▶ SET TASK
Render the records from the line containing "Patent image size: (765, 905)." through the line containing "The second accommodating" as a Markdown table with the columns Row and Line. Number each row and leave out blank lines.

▶ DATASET CONTENT

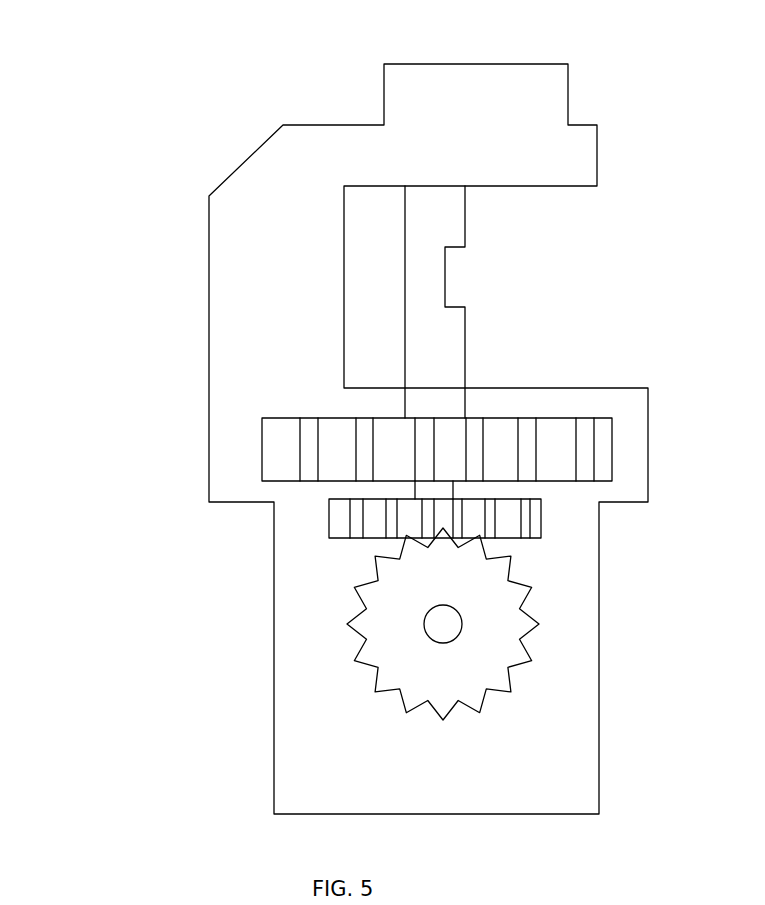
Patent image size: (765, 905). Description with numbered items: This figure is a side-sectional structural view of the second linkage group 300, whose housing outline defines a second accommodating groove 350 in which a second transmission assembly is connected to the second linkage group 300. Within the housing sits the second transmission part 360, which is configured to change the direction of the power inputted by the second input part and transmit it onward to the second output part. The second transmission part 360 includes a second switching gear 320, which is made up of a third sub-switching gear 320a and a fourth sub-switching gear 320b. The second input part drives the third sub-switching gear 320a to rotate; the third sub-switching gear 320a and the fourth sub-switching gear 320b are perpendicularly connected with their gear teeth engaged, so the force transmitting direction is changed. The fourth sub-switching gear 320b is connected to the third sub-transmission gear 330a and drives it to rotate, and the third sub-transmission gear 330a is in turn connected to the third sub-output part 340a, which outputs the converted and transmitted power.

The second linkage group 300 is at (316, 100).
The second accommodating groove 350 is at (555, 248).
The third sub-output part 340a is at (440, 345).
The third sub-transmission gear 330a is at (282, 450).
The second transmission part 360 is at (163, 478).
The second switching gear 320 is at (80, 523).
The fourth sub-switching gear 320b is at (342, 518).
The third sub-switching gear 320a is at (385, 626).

--

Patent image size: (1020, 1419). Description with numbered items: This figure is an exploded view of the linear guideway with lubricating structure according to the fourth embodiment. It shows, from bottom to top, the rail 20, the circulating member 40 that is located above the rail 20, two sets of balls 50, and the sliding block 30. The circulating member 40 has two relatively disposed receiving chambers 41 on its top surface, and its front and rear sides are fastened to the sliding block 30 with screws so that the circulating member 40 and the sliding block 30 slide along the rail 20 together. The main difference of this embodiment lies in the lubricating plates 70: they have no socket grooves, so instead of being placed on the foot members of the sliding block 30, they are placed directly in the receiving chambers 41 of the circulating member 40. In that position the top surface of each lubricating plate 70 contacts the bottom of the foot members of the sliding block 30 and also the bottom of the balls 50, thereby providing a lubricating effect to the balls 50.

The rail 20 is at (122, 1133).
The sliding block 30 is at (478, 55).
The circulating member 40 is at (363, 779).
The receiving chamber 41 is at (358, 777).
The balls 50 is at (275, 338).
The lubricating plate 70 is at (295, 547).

▶ CORRECT ANSWER
| Row | Line |
|---|---|
| 1 | Patent image size: (765, 905). Description with numbered items: This figure is a side-sectional structural view of the second linkage group 300, whose housing outline defines a second accommodating groove 350 in which a second transmission assembly is connected to the second linkage group 300. Within the housing sits the second transmission part 360, which is configured to change the direction of the power inputted by the second input part and transmit it onward to the second output part. The second transmission part 360 includes a second switching gear 320, which is made up of a third sub-switching gear 320a and a fourth sub-switching gear 320b. The second input part drives the third sub-switching gear 320a to rotate; the third sub-switching gear 320a and the fourth sub-switching gear 320b are perpendicularly connected with their gear teeth engaged, so the force transmitting direction is changed. The fourth sub-switching gear 320b is connected to the third sub-transmission gear 330a and drives it to rotate, and the third sub-transmission gear 330a is in turn connected to the third sub-output part 340a, which outputs the converted and transmitted power. |
| 2 | The second linkage group 300 is at (316, 100). |
| 3 | The second accommodating groove 350 is at (555, 248). |